* _Extracted material_:
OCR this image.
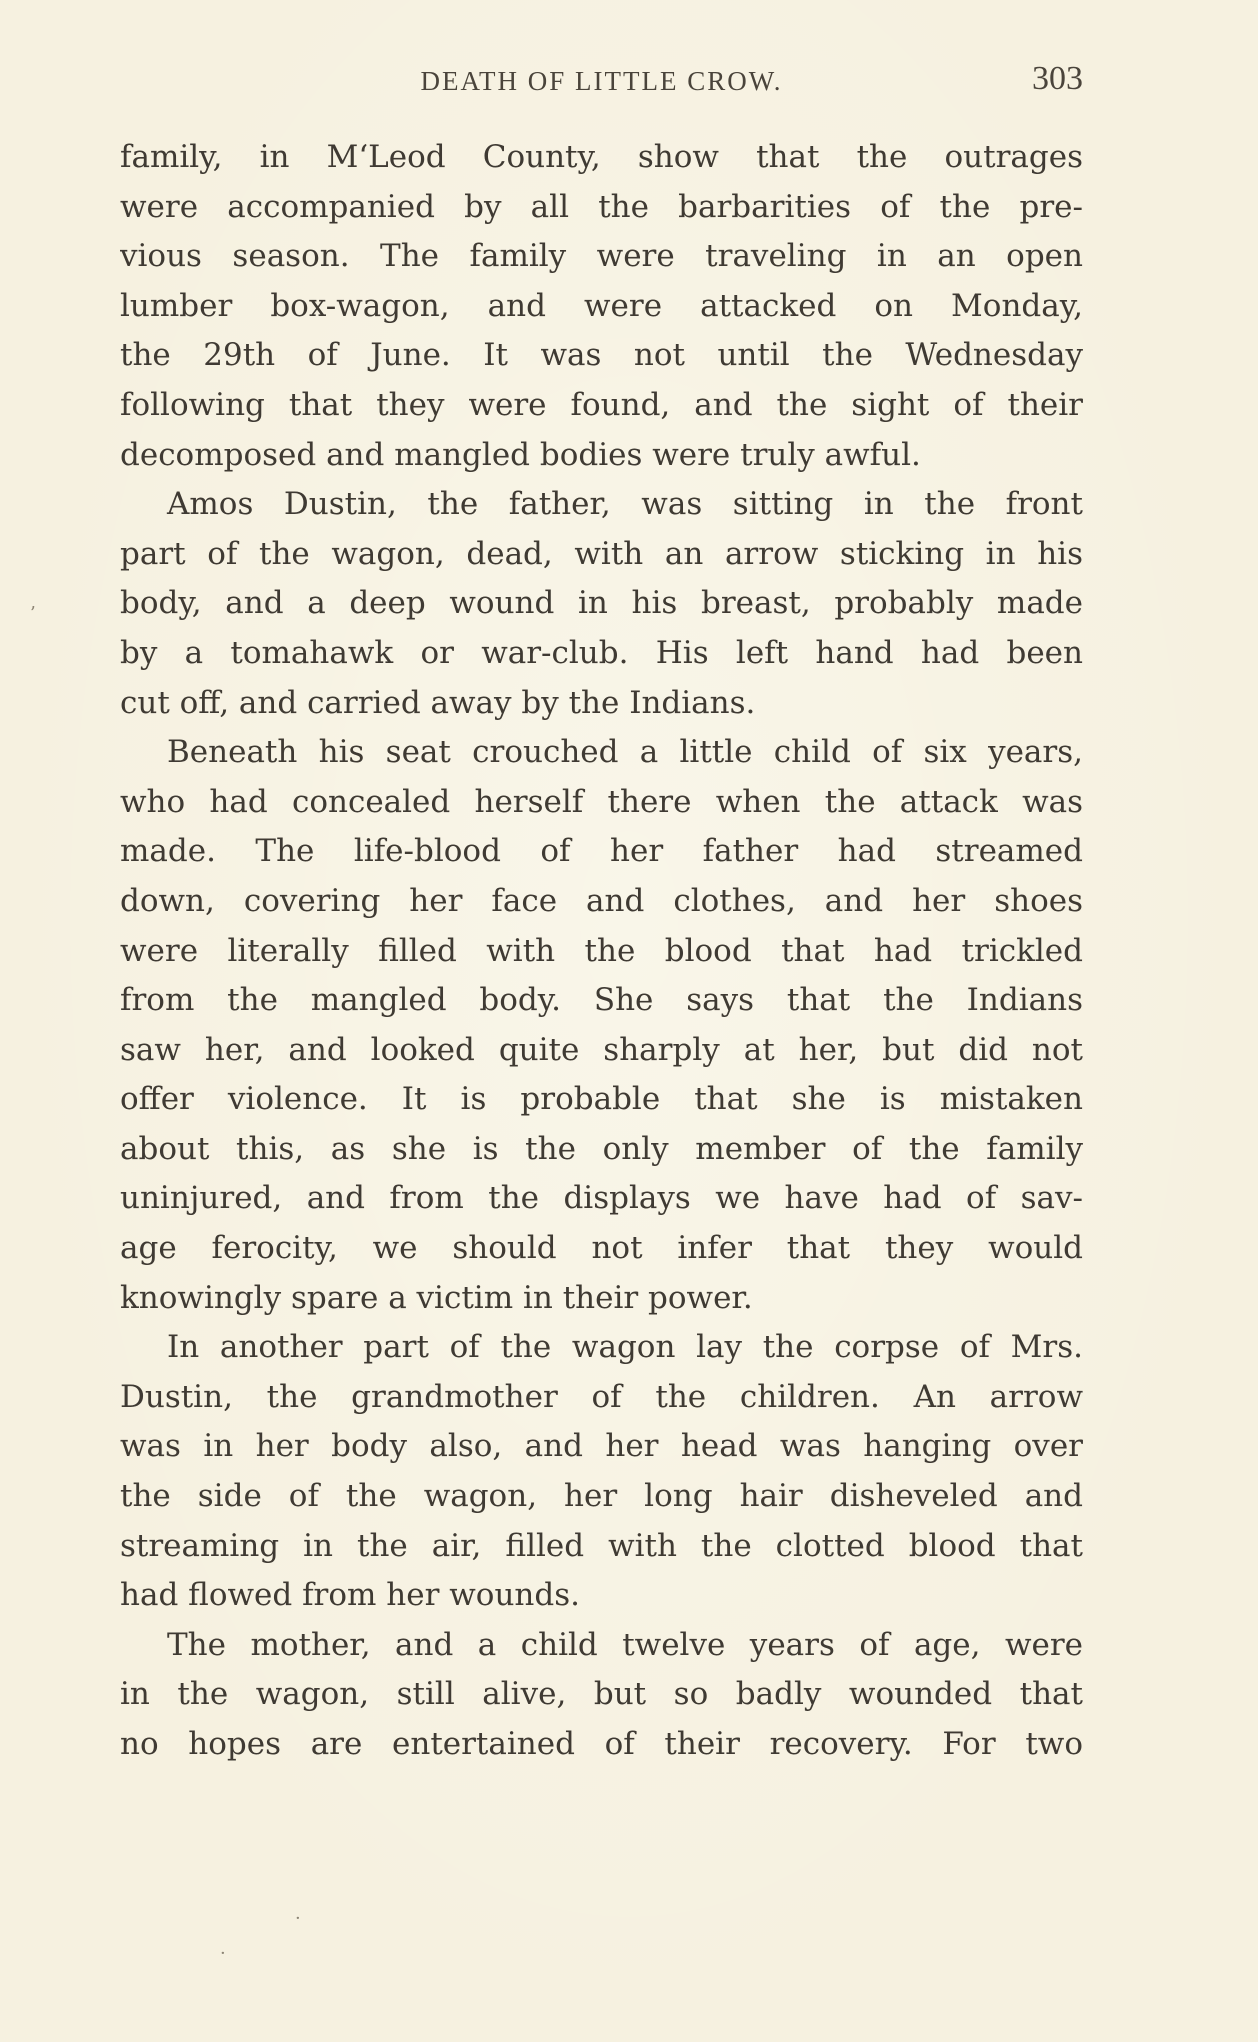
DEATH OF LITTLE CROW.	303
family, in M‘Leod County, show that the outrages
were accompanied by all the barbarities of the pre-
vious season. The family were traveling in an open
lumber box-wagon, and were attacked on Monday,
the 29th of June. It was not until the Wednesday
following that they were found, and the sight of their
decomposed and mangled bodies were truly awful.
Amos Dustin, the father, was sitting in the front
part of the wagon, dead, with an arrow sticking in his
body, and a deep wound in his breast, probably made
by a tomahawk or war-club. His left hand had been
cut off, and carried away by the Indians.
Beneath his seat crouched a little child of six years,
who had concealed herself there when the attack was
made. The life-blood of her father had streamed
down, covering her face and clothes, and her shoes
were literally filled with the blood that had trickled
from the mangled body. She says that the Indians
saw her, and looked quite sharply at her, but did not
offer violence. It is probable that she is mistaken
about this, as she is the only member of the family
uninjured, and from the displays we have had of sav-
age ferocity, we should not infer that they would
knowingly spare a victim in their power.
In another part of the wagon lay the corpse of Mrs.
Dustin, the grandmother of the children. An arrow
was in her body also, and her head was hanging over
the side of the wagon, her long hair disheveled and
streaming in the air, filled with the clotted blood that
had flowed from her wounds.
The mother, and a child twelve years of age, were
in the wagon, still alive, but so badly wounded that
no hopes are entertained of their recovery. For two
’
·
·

* * *

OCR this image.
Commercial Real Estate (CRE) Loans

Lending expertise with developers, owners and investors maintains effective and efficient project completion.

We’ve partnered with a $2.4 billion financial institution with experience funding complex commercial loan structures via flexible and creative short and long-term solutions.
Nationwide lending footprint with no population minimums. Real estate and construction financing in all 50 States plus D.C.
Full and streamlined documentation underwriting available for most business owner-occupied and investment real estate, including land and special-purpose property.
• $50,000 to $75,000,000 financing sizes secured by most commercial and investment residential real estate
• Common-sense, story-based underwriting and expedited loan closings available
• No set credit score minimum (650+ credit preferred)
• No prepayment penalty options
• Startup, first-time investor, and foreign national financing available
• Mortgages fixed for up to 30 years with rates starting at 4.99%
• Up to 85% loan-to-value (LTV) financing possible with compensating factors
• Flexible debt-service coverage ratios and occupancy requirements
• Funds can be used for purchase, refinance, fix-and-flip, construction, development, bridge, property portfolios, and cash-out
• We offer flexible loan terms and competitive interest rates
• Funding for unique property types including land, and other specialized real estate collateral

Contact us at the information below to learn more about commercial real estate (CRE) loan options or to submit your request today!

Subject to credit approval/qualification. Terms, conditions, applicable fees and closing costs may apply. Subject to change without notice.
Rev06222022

* _What you need to do_: Copy out each line in the listing that has the word "were".

* _Solved problem_:
were accompanied by all the barbarities of the pre-
vious season. The family were traveling in an open
lumber box-wagon, and were attacked on Monday,
following that they were found, and the sight of their
decomposed and mangled bodies were truly awful.
were literally filled with the blood that had trickled
The mother, and a child twelve years of age, were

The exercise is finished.